Saved data entries:
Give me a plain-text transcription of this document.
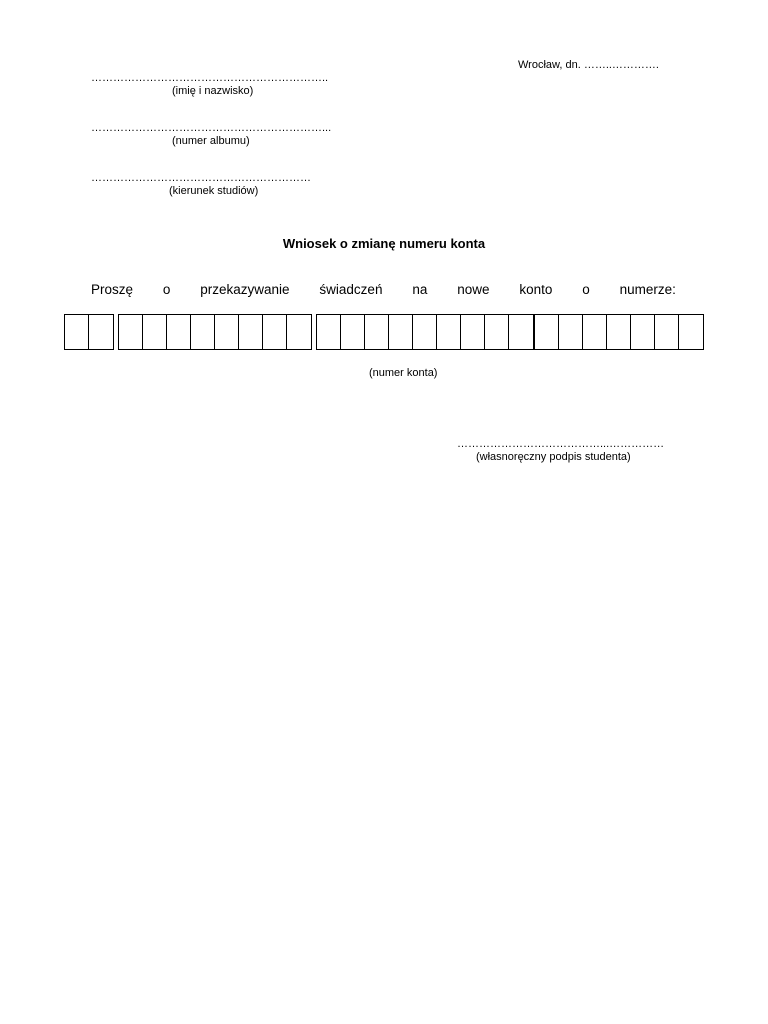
Wrocław, dn. ……..………….
………………………………………………………..
(imię i nazwisko)
………………………………………………………...
(numer albumu)
……………………………………………………
(kierunek studiów)
Wniosek o zmianę numeru konta
Proszę o przekazywanie świadczeń na nowe konto o numerze:
(numer konta)
…………………………………...……………
(własnoręczny podpis studenta)
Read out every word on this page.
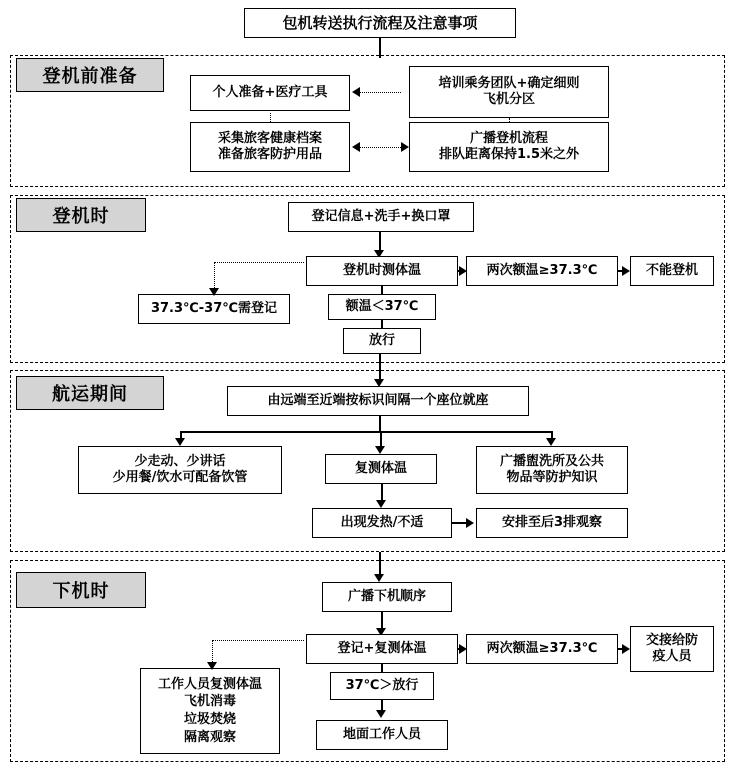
包机转送执行流程及注意事项
登机前准备
个人准备+医疗工具
培训乘务团队+确定细则
飞机分区
采集旅客健康档案
准备旅客防护用品
广播登机流程
排队距离保持1.5米之外
登机时	登记信息+洗手+换口罩
登机时测体温	两次额温≥37.3℃	不能登机
37.3℃-37℃需登记	额温＜37℃
放行
航运期间	由远端至近端按标识间隔一个座位就座
少走动、少讲话
少用餐/饮水可配备饮管
复测体温	广播盥洗所及公共
物品等防护知识
出现发热/不适	安排至后3排观察
下机时	广播下机顺序
登记+复测体温	两次额温≥37.3℃
交接给防
疫人员
工作人员复测体温
飞机消毒
垃圾焚烧
隔离观察
37℃＞放行
地面工作人员
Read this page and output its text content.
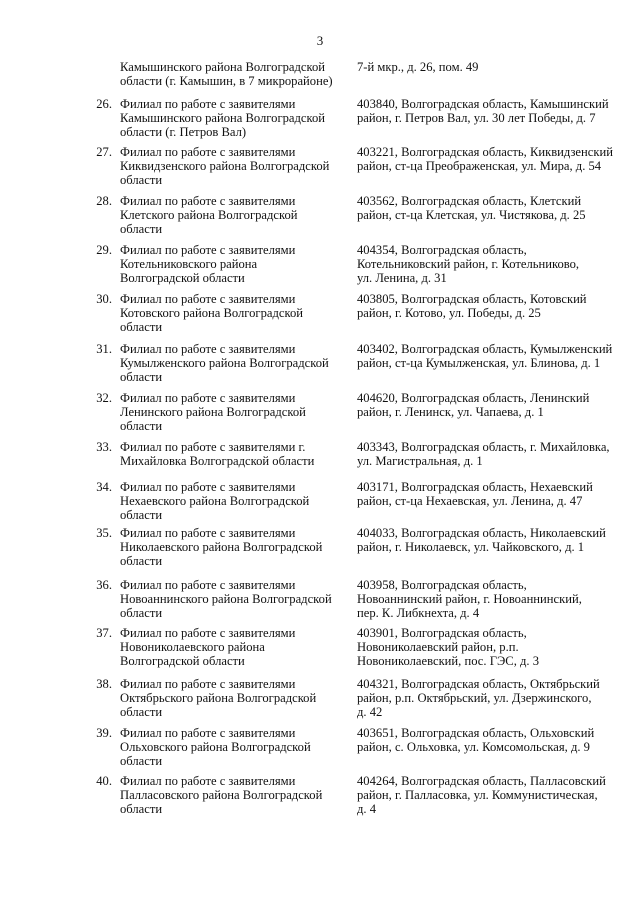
3
Камышинского района Волгоградской
области (г. Камышин, в 7 микрорайоне)
7-й мкр., д. 26, пом. 49
26. Филиал по работе с заявителями
Камышинского района Волгоградской
области (г. Петров Вал)
403840, Волгоградская область, Камышинский
район, г. Петров Вал, ул. 30 лет Победы, д. 7
27. Филиал по работе с заявителями
Киквидзенского района Волгоградской
области
403221, Волгоградская область, Киквидзенский
район, ст-ца Преображенская, ул. Мира, д. 54
28. Филиал по работе с заявителями
Клетского района Волгоградской
области
403562, Волгоградская область, Клетский
район, ст-ца Клетская, ул. Чистякова, д. 25
29. Филиал по работе с заявителями
Котельниковского района
Волгоградской области
404354, Волгоградская область,
Котельниковский район, г. Котельниково,
ул. Ленина, д. 31
30. Филиал по работе с заявителями
Котовского района Волгоградской
области
403805, Волгоградская область, Котовский
район, г. Котово, ул. Победы, д. 25
31. Филиал по работе с заявителями
Кумылженского района Волгоградской
области
403402, Волгоградская область, Кумылженский
район, ст-ца Кумылженская, ул. Блинова, д. 1
32. Филиал по работе с заявителями
Ленинского района Волгоградской
области
404620, Волгоградская область, Ленинский
район, г. Ленинск, ул. Чапаева, д. 1
33. Филиал по работе с заявителями г.
Михайловка Волгоградской области
403343, Волгоградская область, г. Михайловка,
ул. Магистральная, д. 1
34. Филиал по работе с заявителями
Нехаевского района Волгоградской
области
403171, Волгоградская область, Нехаевский
район, ст-ца Нехаевская, ул. Ленина, д. 47
35. Филиал по работе с заявителями
Николаевского района Волгоградской
области
404033, Волгоградская область, Николаевский
район, г. Николаевск, ул. Чайковского, д. 1
36. Филиал по работе с заявителями
Новоаннинского района Волгоградской
области
403958, Волгоградская область,
Новоаннинский район, г. Новоаннинский,
пер. К. Либкнехта, д. 4
37. Филиал по работе с заявителями
Новониколаевского района
Волгоградской области
403901, Волгоградская область,
Новониколаевский район, р.п.
Новониколаевский, пос. ГЭС, д. 3
38. Филиал по работе с заявителями
Октябрьского района Волгоградской
области
404321, Волгоградская область, Октябрьский
район, р.п. Октябрьский, ул. Дзержинского,
д. 42
39. Филиал по работе с заявителями
Ольховского района Волгоградской
области
403651, Волгоградская область, Ольховский
район, с. Ольховка, ул. Комсомольская, д. 9
40. Филиал по работе с заявителями
Палласовского района Волгоградской
области
404264, Волгоградская область, Палласовский
район, г. Палласовка, ул. Коммунистическая,
д. 4
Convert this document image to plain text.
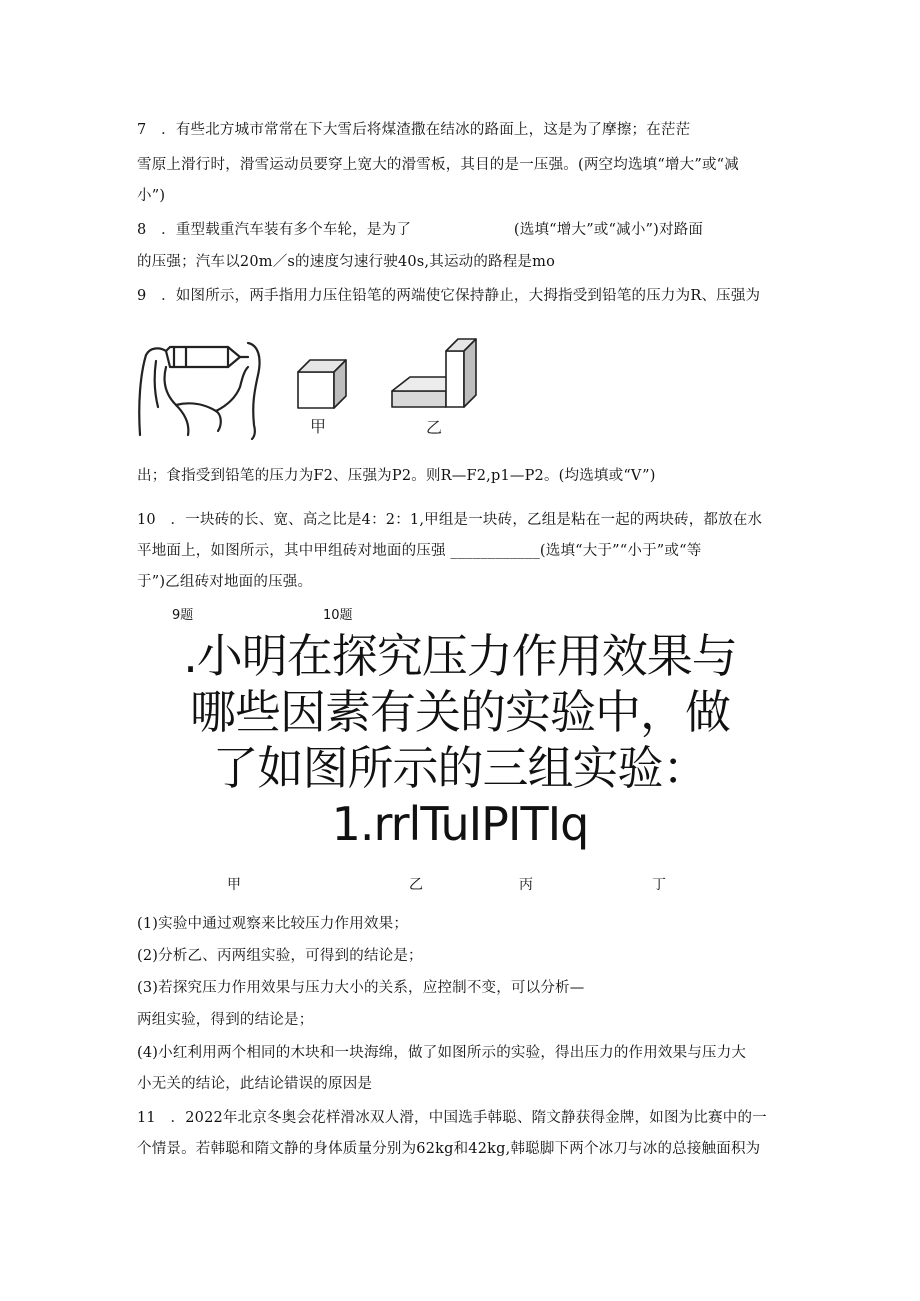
7　．有些北方城市常常在下大雪后将煤渣撒在结冰的路面上，这是为了摩擦；在茫茫
雪原上滑行时，滑雪运动员要穿上宽大的滑雪板，其目的是一压强。(两空均选填“增大”或“减
小”)
8　．重型载重汽车装有多个车轮，是为了　　　　　　　(选填“增大”或“减小”)对路面
的压强；汽车以20m／s的速度匀速行驶40s,其运动的路程是mo
9　．如图所示，两手指用力压住铅笔的两端使它保持静止，大拇指受到铅笔的压力为R、压强为
甲	乙
出；食指受到铅笔的压力为F2、压强为P2。则R—F2,p1—P2。(均选填或“V”)
10　．一块砖的长、宽、高之比是4：2：1,甲组是一块砖，乙组是粘在一起的两块砖，都放在水
平地面上，如图所示，其中甲组砖对地面的压强 ____________(选填“大于”“小于”或“等
于”)乙组砖对地面的压强。
9题	10题
.小明在探究压力作用效果与
哪些因素有关的实验中，做
了如图所示的三组实验：
1.rrlTuIPITIq
甲	乙	丙	丁
(1)实验中通过观察来比较压力作用效果；
(2)分析乙、丙两组实验，可得到的结论是；
(3)若探究压力作用效果与压力大小的关系，应控制不变，可以分析—
两组实验，得到的结论是；
(4)小红利用两个相同的木块和一块海绵，做了如图所示的实验，得出压力的作用效果与压力大
小无关的结论，此结论错误的原因是
11　．2022年北京冬奥会花样滑冰双人滑，中国选手韩聪、隋文静获得金牌，如图为比赛中的一
个情景。若韩聪和隋文静的身体质量分别为62kg和42kg,韩聪脚下两个冰刀与冰的总接触面积为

TASK OBJECTIVE: Reproduce each entry verbatim, excluding any embedded images.

RESPONSE FOR THIS EXERCISE:
Give me a plain-text transcription of this document.
Wrocław, dn. ……..………….
………………………………………………………..
(imię i nazwisko)
………………………………………………………...
(numer albumu)
……………………………………………………
(kierunek studiów)
Wniosek o zmianę numeru konta
Proszę o przekazywanie świadczeń na nowe konto o numerze:
(numer konta)
…………………………………...……………
(własnoręczny podpis studenta)
Read out every word on this page.
包机转送执行流程及注意事项
登机前准备
个人准备+医疗工具
培训乘务团队+确定细则
飞机分区
采集旅客健康档案
准备旅客防护用品
广播登机流程
排队距离保持1.5米之外
登机时	登记信息+洗手+换口罩
登机时测体温	两次额温≥37.3℃	不能登机
37.3℃-37℃需登记	额温＜37℃
放行
航运期间	由远端至近端按标识间隔一个座位就座
少走动、少讲话
少用餐/饮水可配备饮管
复测体温	广播盥洗所及公共
物品等防护知识
出现发热/不适	安排至后3排观察
下机时	广播下机顺序
登记+复测体温	两次额温≥37.3℃
交接给防
疫人员
工作人员复测体温
飞机消毒
垃圾焚烧
隔离观察
37℃＞放行
地面工作人员
Read this page and output its text content.
3
Камышинского района Волгоградской
области (г. Камышин, в 7 микрорайоне)
7-й мкр., д. 26, пом. 49
26. Филиал по работе с заявителями
Камышинского района Волгоградской
области (г. Петров Вал)
403840, Волгоградская область, Камышинский
район, г. Петров Вал, ул. 30 лет Победы, д. 7
27. Филиал по работе с заявителями
Киквидзенского района Волгоградской
области
403221, Волгоградская область, Киквидзенский
район, ст-ца Преображенская, ул. Мира, д. 54
28. Филиал по работе с заявителями
Клетского района Волгоградской
области
403562, Волгоградская область, Клетский
район, ст-ца Клетская, ул. Чистякова, д. 25
29. Филиал по работе с заявителями
Котельниковского района
Волгоградской области
404354, Волгоградская область,
Котельниковский район, г. Котельниково,
ул. Ленина, д. 31
30. Филиал по работе с заявителями
Котовского района Волгоградской
области
403805, Волгоградская область, Котовский
район, г. Котово, ул. Победы, д. 25
31. Филиал по работе с заявителями
Кумылженского района Волгоградской
области
403402, Волгоградская область, Кумылженский
район, ст-ца Кумылженская, ул. Блинова, д. 1
32. Филиал по работе с заявителями
Ленинского района Волгоградской
области
404620, Волгоградская область, Ленинский
район, г. Ленинск, ул. Чапаева, д. 1
33. Филиал по работе с заявителями г.
Михайловка Волгоградской области
403343, Волгоградская область, г. Михайловка,
ул. Магистральная, д. 1
34. Филиал по работе с заявителями
Нехаевского района Волгоградской
области
403171, Волгоградская область, Нехаевский
район, ст-ца Нехаевская, ул. Ленина, д. 47
35. Филиал по работе с заявителями
Николаевского района Волгоградской
области
404033, Волгоградская область, Николаевский
район, г. Николаевск, ул. Чайковского, д. 1
36. Филиал по работе с заявителями
Новоаннинского района Волгоградской
области
403958, Волгоградская область,
Новоаннинский район, г. Новоаннинский,
пер. К. Либкнехта, д. 4
37. Филиал по работе с заявителями
Новониколаевского района
Волгоградской области
403901, Волгоградская область,
Новониколаевский район, р.п.
Новониколаевский, пос. ГЭС, д. 3
38. Филиал по работе с заявителями
Октябрьского района Волгоградской
области
404321, Волгоградская область, Октябрьский
район, р.п. Октябрьский, ул. Дзержинского,
д. 42
39. Филиал по работе с заявителями
Ольховского района Волгоградской
области
403651, Волгоградская область, Ольховский
район, с. Ольховка, ул. Комсомольская, д. 9
40. Филиал по работе с заявителями
Палласовского района Волгоградской
области
404264, Волгоградская область, Палласовский
район, г. Палласовка, ул. Коммунистическая,
д. 4
Convert this document image to plain text.
7　．有些北方城市常常在下大雪后将煤渣撒在结冰的路面上，这是为了摩擦；在茫茫
雪原上滑行时，滑雪运动员要穿上宽大的滑雪板，其目的是一压强。(两空均选填“增大”或“减
小”)
8　．重型载重汽车装有多个车轮，是为了　　　　　　　(选填“增大”或“减小”)对路面
的压强；汽车以20m／s的速度匀速行驶40s,其运动的路程是mo
9　．如图所示，两手指用力压住铅笔的两端使它保持静止，大拇指受到铅笔的压力为R、压强为
甲	乙
出；食指受到铅笔的压力为F2、压强为P2。则R—F2,p1—P2。(均选填或“V”)
10　．一块砖的长、宽、高之比是4：2：1,甲组是一块砖，乙组是粘在一起的两块砖，都放在水
平地面上，如图所示，其中甲组砖对地面的压强 ____________(选填“大于”“小于”或“等
于”)乙组砖对地面的压强。
9题	10题
.小明在探究压力作用效果与
哪些因素有关的实验中，做
了如图所示的三组实验：
1.rrlTuIPITIq
甲	乙	丙	丁
(1)实验中通过观察来比较压力作用效果；
(2)分析乙、丙两组实验，可得到的结论是；
(3)若探究压力作用效果与压力大小的关系，应控制不变，可以分析—
两组实验，得到的结论是；
(4)小红利用两个相同的木块和一块海绵，做了如图所示的实验，得出压力的作用效果与压力大
小无关的结论，此结论错误的原因是
11　．2022年北京冬奥会花样滑冰双人滑，中国选手韩聪、隋文静获得金牌，如图为比赛中的一
个情景。若韩聪和隋文静的身体质量分别为62kg和42kg,韩聪脚下两个冰刀与冰的总接触面积为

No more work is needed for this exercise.